>> BEGIN SUPPLIED PASSAGE
Too often in a recession, talk turns to gloom and doom. Why not opportunities? Seek them out

We talk too often about challenges at present, too little about opportunities. No doubt that reflects expectations of a flat consumer demand; of people saving, not spending. The consensus is that the recovery will be slow, but nobody really knows. The safest bet is that the next quarter will be the same as the last.

Instead, remember a few facts. The government is raising about £200bn in extra debt per year and there are nearly 60 bond auctions a year. Interest rates can only go up, so new debt will be more expensive and taxes will rise to pay for it.

Gloomy enough? But markets will recover and people will start spending – they always do. The big challenge is to be ready; ready to grow again, with innovation strategies in place and your reputation high with customers.

The constant focus on cost in a recession can damage customer satisfaction. Fraud is increasing and the industry is rightly bearing down on those it suspects. The challenge, however, is not to alienate the honest customer in doing so.

Plus, the search for new customers in a stagnant market makes existing customers wonder what is going on. The word on the street is that it is always better to switch as that creates a challenging market. Why, I am asked, does the industry not put as much effort into loyalty and retention as into switching? I know that many do, but that is not how it often seems out there.

The growth of price comparison sites has also intensified the focus on price. The FSA is asking more and more questions about these sites and, as always, their concern focuses on customer expectations. The internet policy and the policy sold over the phone by the same firm are not always identical. Why should they be if one is cheaper? Because the customer expects them to be.

We have come a long way in improving customer outcomes. But we have further to go and we must make sure that our great innovations – new ways to tackle fraud, new uses of the internet – do not carry the seeds of new problems.

Perhaps here it is worth offering a few words of farewell to the FSA. The Conservatives will dissolve the authority and the Bank of England will take

on prudential regulation. A new Consumer Protection Agency (CPA) will be formed. Its sole focus will be what it says on the tin: consumer protection. We must ensure that it focuses on the real consumer interest, not just on making the consumer ‘safe’, and that it understands that more regulation pushes up prices and leads to fewer people protecting themselves.
>> END SUPPLIED PASSAGE
>> BEGIN SUPPLIED ENTRIES
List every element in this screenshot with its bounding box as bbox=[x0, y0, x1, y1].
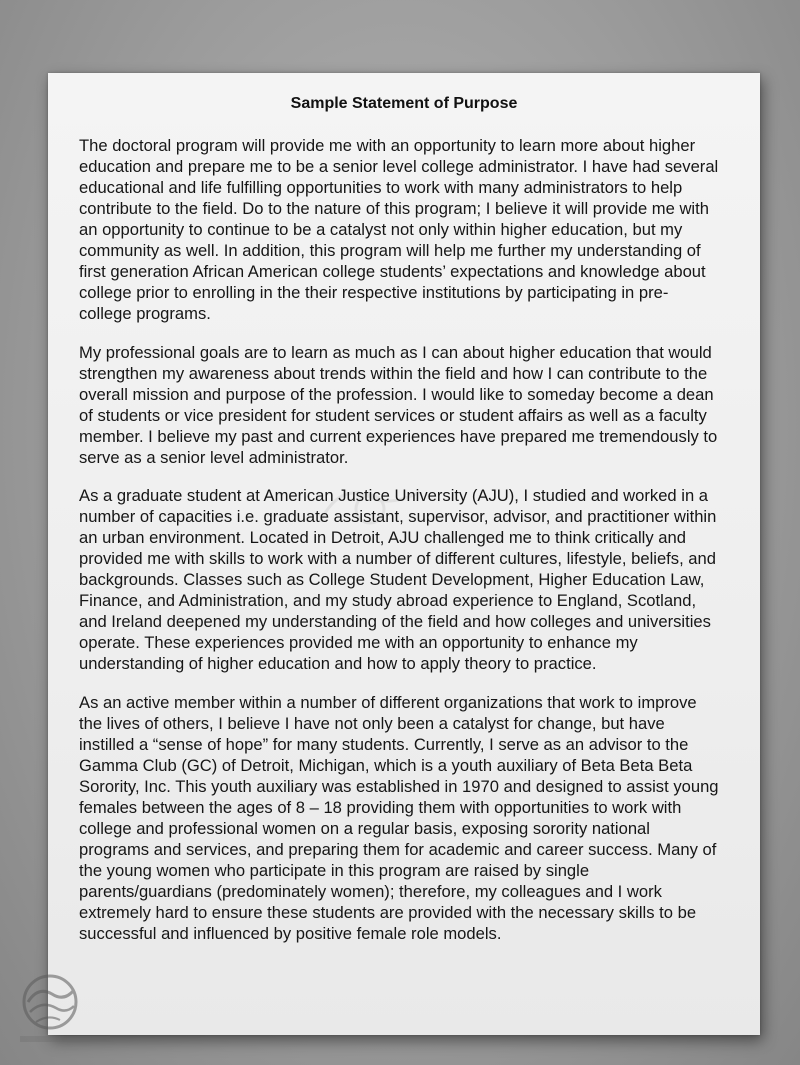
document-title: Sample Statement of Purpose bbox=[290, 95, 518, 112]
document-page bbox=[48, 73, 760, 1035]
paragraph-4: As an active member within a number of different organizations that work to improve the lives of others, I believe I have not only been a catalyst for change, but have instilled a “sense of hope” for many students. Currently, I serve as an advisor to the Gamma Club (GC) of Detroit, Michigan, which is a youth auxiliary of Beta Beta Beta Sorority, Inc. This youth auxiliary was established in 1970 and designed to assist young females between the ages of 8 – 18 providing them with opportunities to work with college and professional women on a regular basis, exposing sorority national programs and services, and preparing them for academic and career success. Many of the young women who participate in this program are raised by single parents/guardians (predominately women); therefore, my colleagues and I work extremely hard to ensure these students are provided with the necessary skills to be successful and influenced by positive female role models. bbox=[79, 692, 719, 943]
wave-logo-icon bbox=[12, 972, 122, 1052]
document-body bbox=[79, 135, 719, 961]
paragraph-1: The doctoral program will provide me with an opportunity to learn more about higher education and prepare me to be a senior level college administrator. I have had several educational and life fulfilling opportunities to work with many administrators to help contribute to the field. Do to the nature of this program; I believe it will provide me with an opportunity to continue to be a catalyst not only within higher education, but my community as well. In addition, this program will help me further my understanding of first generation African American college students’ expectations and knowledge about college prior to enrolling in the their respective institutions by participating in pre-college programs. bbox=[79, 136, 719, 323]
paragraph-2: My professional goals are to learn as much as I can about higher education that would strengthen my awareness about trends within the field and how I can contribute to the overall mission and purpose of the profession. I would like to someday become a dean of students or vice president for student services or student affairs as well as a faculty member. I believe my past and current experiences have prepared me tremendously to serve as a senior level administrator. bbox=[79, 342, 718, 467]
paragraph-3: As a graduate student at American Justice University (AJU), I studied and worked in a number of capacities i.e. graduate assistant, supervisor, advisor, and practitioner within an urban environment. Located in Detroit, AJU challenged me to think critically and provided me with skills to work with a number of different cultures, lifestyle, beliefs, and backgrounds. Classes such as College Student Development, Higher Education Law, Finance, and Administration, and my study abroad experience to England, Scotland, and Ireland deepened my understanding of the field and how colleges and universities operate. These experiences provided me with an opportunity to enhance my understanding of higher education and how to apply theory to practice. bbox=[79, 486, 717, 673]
>> END SUPPLIED ENTRIES
- WRITTEN TASKS:
**a.** Do these statements agree with the recession commentary? For each, answer yes or no and quote the words of the text that settle it.
(i) The government is raising about £200bn in extra debt each year.
(ii) Interest rates are expected to fall.
(iii) The FSA will remain in place under the Conservatives.
**b.** Could you edit the recession commentary by writing it out again from "Instead, remember a" up to and including "in doing so.", with "customer satisfaction" changed to "client satisfaction"?

- TASK ANSWERS:
**a.**
(i) Yes: "The government is raising about £200bn in extra debt per year"
(ii) No: "Interest rates can only go up"
(iii) No: "The Conservatives will dissolve the authority"

**b.**
Instead, remember a few facts. The government is raising about £200bn in extra debt per year and there are nearly 60 bond auctions a year. Interest rates can only go up, so new debt will be more expensive and taxes will rise to pay for it.

Gloomy enough? But markets will recover and people will start spending – they always do. The big challenge is to be ready; ready to grow again, with innovation strategies in place and your reputation high with customers.

The constant focus on cost in a recession can damage client satisfaction. Fraud is increasing and the industry is rightly bearing down on those it suspects. The challenge, however, is not to alienate the honest customer in doing so.